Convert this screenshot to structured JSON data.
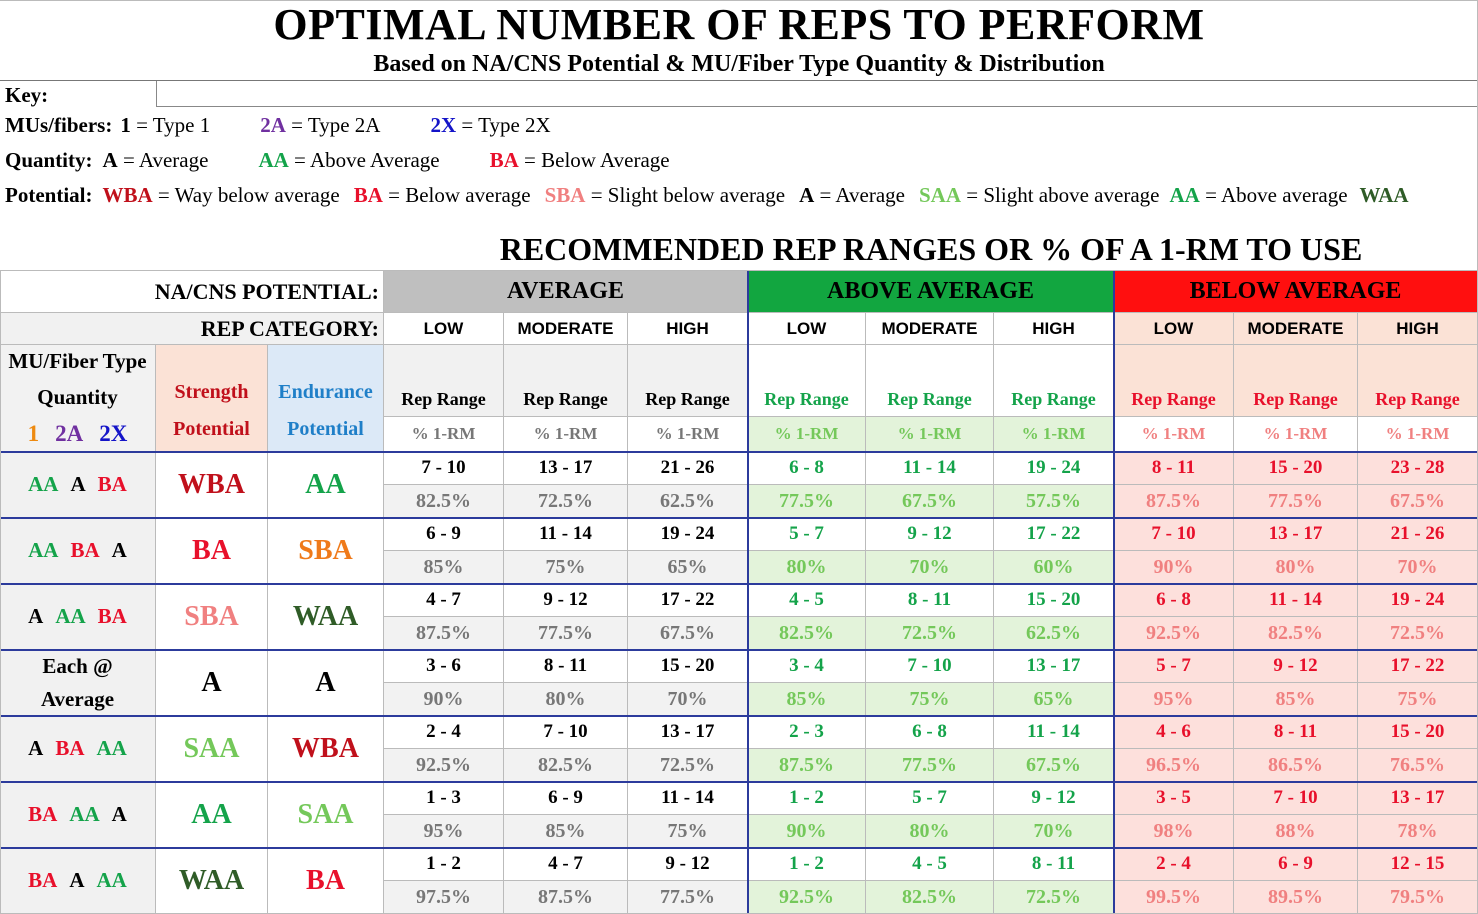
{
  "title": "OPTIMAL NUMBER OF REPS TO PERFORM",
  "subtitle": "Based on NA/CNS Potential & MU/Fiber Type Quantity & Distribution",
  "key": {
    "label": "Key:",
    "mus_label": "MUs/fibers:",
    "mus": [
      {
        "code": "1",
        "text": "= Type 1",
        "color": "#000000"
      },
      {
        "code": "2A",
        "text": "= Type 2A",
        "color": "#7030a0"
      },
      {
        "code": "2X",
        "text": "= Type 2X",
        "color": "#1414c8"
      }
    ],
    "quantity_label": "Quantity:",
    "quantity": [
      {
        "code": "A",
        "text": "= Average",
        "color": "#000000"
      },
      {
        "code": "AA",
        "text": "= Above Average",
        "color": "#14a34a"
      },
      {
        "code": "BA",
        "text": "= Below Average",
        "color": "#e8102b"
      }
    ],
    "potential_label": "Potential:",
    "potential": [
      {
        "code": "WBA",
        "text": "= Way below average",
        "color": "#c0101b"
      },
      {
        "code": "BA",
        "text": "= Below average",
        "color": "#e8102b"
      },
      {
        "code": "SBA",
        "text": "= Slight below average",
        "color": "#f08080"
      },
      {
        "code": "A",
        "text": "= Average",
        "color": "#000000"
      },
      {
        "code": "SAA",
        "text": "= Slight above average",
        "color": "#74c85a"
      },
      {
        "code": "AA",
        "text": "= Above average",
        "color": "#14a34a"
      },
      {
        "code": "WAA",
        "text": "",
        "color": "#2f5c27"
      }
    ]
  },
  "recommended_title": "RECOMMENDED REP RANGES OR % OF A 1-RM TO USE",
  "table": {
    "nacns_label": "NA/CNS POTENTIAL:",
    "rep_category_label": "REP CATEGORY:",
    "groups": [
      "AVERAGE",
      "ABOVE AVERAGE",
      "BELOW AVERAGE"
    ],
    "categories": [
      "LOW",
      "MODERATE",
      "HIGH"
    ],
    "col_header_mu_line1": "MU/Fiber Type",
    "col_header_mu_line2": "Quantity",
    "col_header_mu_codes": [
      "1",
      "2A",
      "2X"
    ],
    "col_header_strength": [
      "Strength",
      "Potential"
    ],
    "col_header_endurance": [
      "Endurance",
      "Potential"
    ],
    "rep_range_label": "Rep Range",
    "pct_label": "% 1-RM",
    "rows": [
      {
        "mu": [
          {
            "t": "AA",
            "c": "green"
          },
          {
            "t": "A",
            "c": "black"
          },
          {
            "t": "BA",
            "c": "red"
          }
        ],
        "strength": {
          "t": "WBA",
          "c": "dred"
        },
        "endurance": {
          "t": "AA",
          "c": "green"
        },
        "reps": [
          "7 - 10",
          "13 - 17",
          "21 - 26",
          "6 - 8",
          "11 - 14",
          "19 - 24",
          "8 - 11",
          "15 - 20",
          "23 - 28"
        ],
        "pct": [
          "82.5%",
          "72.5%",
          "62.5%",
          "77.5%",
          "67.5%",
          "57.5%",
          "87.5%",
          "77.5%",
          "67.5%"
        ]
      },
      {
        "mu": [
          {
            "t": "AA",
            "c": "green"
          },
          {
            "t": "BA",
            "c": "red"
          },
          {
            "t": "A",
            "c": "black"
          }
        ],
        "strength": {
          "t": "BA",
          "c": "red"
        },
        "endurance": {
          "t": "SBA",
          "c": "orange"
        },
        "reps": [
          "6 - 9",
          "11 - 14",
          "19 - 24",
          "5 - 7",
          "9 - 12",
          "17 - 22",
          "7 - 10",
          "13 - 17",
          "21 - 26"
        ],
        "pct": [
          "85%",
          "75%",
          "65%",
          "80%",
          "70%",
          "60%",
          "90%",
          "80%",
          "70%"
        ]
      },
      {
        "mu": [
          {
            "t": "A",
            "c": "black"
          },
          {
            "t": "AA",
            "c": "green"
          },
          {
            "t": "BA",
            "c": "red"
          }
        ],
        "strength": {
          "t": "SBA",
          "c": "pink"
        },
        "endurance": {
          "t": "WAA",
          "c": "dgreen"
        },
        "reps": [
          "4 - 7",
          "9 - 12",
          "17 - 22",
          "4 - 5",
          "8 - 11",
          "15 - 20",
          "6 - 8",
          "11 - 14",
          "19 - 24"
        ],
        "pct": [
          "87.5%",
          "77.5%",
          "67.5%",
          "82.5%",
          "72.5%",
          "62.5%",
          "92.5%",
          "82.5%",
          "72.5%"
        ]
      },
      {
        "mu_text": [
          "Each @",
          "Average"
        ],
        "strength": {
          "t": "A",
          "c": "black"
        },
        "endurance": {
          "t": "A",
          "c": "black"
        },
        "reps": [
          "3 - 6",
          "8 - 11",
          "15 - 20",
          "3 - 4",
          "7 - 10",
          "13 - 17",
          "5 - 7",
          "9 - 12",
          "17 - 22"
        ],
        "pct": [
          "90%",
          "80%",
          "70%",
          "85%",
          "75%",
          "65%",
          "95%",
          "85%",
          "75%"
        ]
      },
      {
        "mu": [
          {
            "t": "A",
            "c": "black"
          },
          {
            "t": "BA",
            "c": "red"
          },
          {
            "t": "AA",
            "c": "green"
          }
        ],
        "strength": {
          "t": "SAA",
          "c": "lgreen"
        },
        "endurance": {
          "t": "WBA",
          "c": "dred"
        },
        "reps": [
          "2 - 4",
          "7 - 10",
          "13 - 17",
          "2 - 3",
          "6 - 8",
          "11 - 14",
          "4 - 6",
          "8 - 11",
          "15 - 20"
        ],
        "pct": [
          "92.5%",
          "82.5%",
          "72.5%",
          "87.5%",
          "77.5%",
          "67.5%",
          "96.5%",
          "86.5%",
          "76.5%"
        ]
      },
      {
        "mu": [
          {
            "t": "BA",
            "c": "red"
          },
          {
            "t": "AA",
            "c": "green"
          },
          {
            "t": "A",
            "c": "black"
          }
        ],
        "strength": {
          "t": "AA",
          "c": "green"
        },
        "endurance": {
          "t": "SAA",
          "c": "lgreen"
        },
        "reps": [
          "1 - 3",
          "6 - 9",
          "11 - 14",
          "1 - 2",
          "5 - 7",
          "9 - 12",
          "3 - 5",
          "7 - 10",
          "13 - 17"
        ],
        "pct": [
          "95%",
          "85%",
          "75%",
          "90%",
          "80%",
          "70%",
          "98%",
          "88%",
          "78%"
        ]
      },
      {
        "mu": [
          {
            "t": "BA",
            "c": "red"
          },
          {
            "t": "A",
            "c": "black"
          },
          {
            "t": "AA",
            "c": "green"
          }
        ],
        "strength": {
          "t": "WAA",
          "c": "dgreen"
        },
        "endurance": {
          "t": "BA",
          "c": "red"
        },
        "reps": [
          "1 - 2",
          "4 - 7",
          "9 - 12",
          "1 - 2",
          "4 - 5",
          "8 - 11",
          "2 - 4",
          "6 - 9",
          "12 - 15"
        ],
        "pct": [
          "97.5%",
          "87.5%",
          "77.5%",
          "92.5%",
          "82.5%",
          "72.5%",
          "99.5%",
          "89.5%",
          "79.5%"
        ]
      }
    ]
  }
}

===============

Objective
Will you restate every entry word for word and omit the images?

Response
Convert this screenshot to structured JSON data.
{
  "title": "OPTIMAL NUMBER OF REPS TO PERFORM",
  "subtitle": "Based on NA/CNS Potential & MU/Fiber Type Quantity & Distribution",
  "key": {
    "label": "Key:",
    "mus_label": "MUs/fibers:",
    "mus": [
      {
        "code": "1",
        "text": "= Type 1",
        "color": "#000000"
      },
      {
        "code": "2A",
        "text": "= Type 2A",
        "color": "#7030a0"
      },
      {
        "code": "2X",
        "text": "= Type 2X",
        "color": "#1414c8"
      }
    ],
    "quantity_label": "Quantity:",
    "quantity": [
      {
        "code": "A",
        "text": "= Average",
        "color": "#000000"
      },
      {
        "code": "AA",
        "text": "= Above Average",
        "color": "#14a34a"
      },
      {
        "code": "BA",
        "text": "= Below Average",
        "color": "#e8102b"
      }
    ],
    "potential_label": "Potential:",
    "potential": [
      {
        "code": "WBA",
        "text": "= Way below average",
        "color": "#c0101b"
      },
      {
        "code": "BA",
        "text": "= Below average",
        "color": "#e8102b"
      },
      {
        "code": "SBA",
        "text": "= Slight below average",
        "color": "#f08080"
      },
      {
        "code": "A",
        "text": "= Average",
        "color": "#000000"
      },
      {
        "code": "SAA",
        "text": "= Slight above average",
        "color": "#74c85a"
      },
      {
        "code": "AA",
        "text": "= Above average",
        "color": "#14a34a"
      },
      {
        "code": "WAA",
        "text": "",
        "color": "#2f5c27"
      }
    ]
  },
  "recommended_title": "RECOMMENDED REP RANGES OR % OF A 1-RM TO USE",
  "table": {
    "nacns_label": "NA/CNS POTENTIAL:",
    "rep_category_label": "REP CATEGORY:",
    "groups": [
      "AVERAGE",
      "ABOVE AVERAGE",
      "BELOW AVERAGE"
    ],
    "categories": [
      "LOW",
      "MODERATE",
      "HIGH"
    ],
    "col_header_mu_line1": "MU/Fiber Type",
    "col_header_mu_line2": "Quantity",
    "col_header_mu_codes": [
      "1",
      "2A",
      "2X"
    ],
    "col_header_strength": [
      "Strength",
      "Potential"
    ],
    "col_header_endurance": [
      "Endurance",
      "Potential"
    ],
    "rep_range_label": "Rep Range",
    "pct_label": "% 1-RM",
    "rows": [
      {
        "mu": [
          {
            "t": "AA",
            "c": "green"
          },
          {
            "t": "A",
            "c": "black"
          },
          {
            "t": "BA",
            "c": "red"
          }
        ],
        "strength": {
          "t": "WBA",
          "c": "dred"
        },
        "endurance": {
          "t": "AA",
          "c": "green"
        },
        "reps": [
          "7 - 10",
          "13 - 17",
          "21 - 26",
          "6 - 8",
          "11 - 14",
          "19 - 24",
          "8 - 11",
          "15 - 20",
          "23 - 28"
        ],
        "pct": [
          "82.5%",
          "72.5%",
          "62.5%",
          "77.5%",
          "67.5%",
          "57.5%",
          "87.5%",
          "77.5%",
          "67.5%"
        ]
      },
      {
        "mu": [
          {
            "t": "AA",
            "c": "green"
          },
          {
            "t": "BA",
            "c": "red"
          },
          {
            "t": "A",
            "c": "black"
          }
        ],
        "strength": {
          "t": "BA",
          "c": "red"
        },
        "endurance": {
          "t": "SBA",
          "c": "orange"
        },
        "reps": [
          "6 - 9",
          "11 - 14",
          "19 - 24",
          "5 - 7",
          "9 - 12",
          "17 - 22",
          "7 - 10",
          "13 - 17",
          "21 - 26"
        ],
        "pct": [
          "85%",
          "75%",
          "65%",
          "80%",
          "70%",
          "60%",
          "90%",
          "80%",
          "70%"
        ]
      },
      {
        "mu": [
          {
            "t": "A",
            "c": "black"
          },
          {
            "t": "AA",
            "c": "green"
          },
          {
            "t": "BA",
            "c": "red"
          }
        ],
        "strength": {
          "t": "SBA",
          "c": "pink"
        },
        "endurance": {
          "t": "WAA",
          "c": "dgreen"
        },
        "reps": [
          "4 - 7",
          "9 - 12",
          "17 - 22",
          "4 - 5",
          "8 - 11",
          "15 - 20",
          "6 - 8",
          "11 - 14",
          "19 - 24"
        ],
        "pct": [
          "87.5%",
          "77.5%",
          "67.5%",
          "82.5%",
          "72.5%",
          "62.5%",
          "92.5%",
          "82.5%",
          "72.5%"
        ]
      },
      {
        "mu_text": [
          "Each @",
          "Average"
        ],
        "strength": {
          "t": "A",
          "c": "black"
        },
        "endurance": {
          "t": "A",
          "c": "black"
        },
        "reps": [
          "3 - 6",
          "8 - 11",
          "15 - 20",
          "3 - 4",
          "7 - 10",
          "13 - 17",
          "5 - 7",
          "9 - 12",
          "17 - 22"
        ],
        "pct": [
          "90%",
          "80%",
          "70%",
          "85%",
          "75%",
          "65%",
          "95%",
          "85%",
          "75%"
        ]
      },
      {
        "mu": [
          {
            "t": "A",
            "c": "black"
          },
          {
            "t": "BA",
            "c": "red"
          },
          {
            "t": "AA",
            "c": "green"
          }
        ],
        "strength": {
          "t": "SAA",
          "c": "lgreen"
        },
        "endurance": {
          "t": "WBA",
          "c": "dred"
        },
        "reps": [
          "2 - 4",
          "7 - 10",
          "13 - 17",
          "2 - 3",
          "6 - 8",
          "11 - 14",
          "4 - 6",
          "8 - 11",
          "15 - 20"
        ],
        "pct": [
          "92.5%",
          "82.5%",
          "72.5%",
          "87.5%",
          "77.5%",
          "67.5%",
          "96.5%",
          "86.5%",
          "76.5%"
        ]
      },
      {
        "mu": [
          {
            "t": "BA",
            "c": "red"
          },
          {
            "t": "AA",
            "c": "green"
          },
          {
            "t": "A",
            "c": "black"
          }
        ],
        "strength": {
          "t": "AA",
          "c": "green"
        },
        "endurance": {
          "t": "SAA",
          "c": "lgreen"
        },
        "reps": [
          "1 - 3",
          "6 - 9",
          "11 - 14",
          "1 - 2",
          "5 - 7",
          "9 - 12",
          "3 - 5",
          "7 - 10",
          "13 - 17"
        ],
        "pct": [
          "95%",
          "85%",
          "75%",
          "90%",
          "80%",
          "70%",
          "98%",
          "88%",
          "78%"
        ]
      },
      {
        "mu": [
          {
            "t": "BA",
            "c": "red"
          },
          {
            "t": "A",
            "c": "black"
          },
          {
            "t": "AA",
            "c": "green"
          }
        ],
        "strength": {
          "t": "WAA",
          "c": "dgreen"
        },
        "endurance": {
          "t": "BA",
          "c": "red"
        },
        "reps": [
          "1 - 2",
          "4 - 7",
          "9 - 12",
          "1 - 2",
          "4 - 5",
          "8 - 11",
          "2 - 4",
          "6 - 9",
          "12 - 15"
        ],
        "pct": [
          "97.5%",
          "87.5%",
          "77.5%",
          "92.5%",
          "82.5%",
          "72.5%",
          "99.5%",
          "89.5%",
          "79.5%"
        ]
      }
    ]
  }
}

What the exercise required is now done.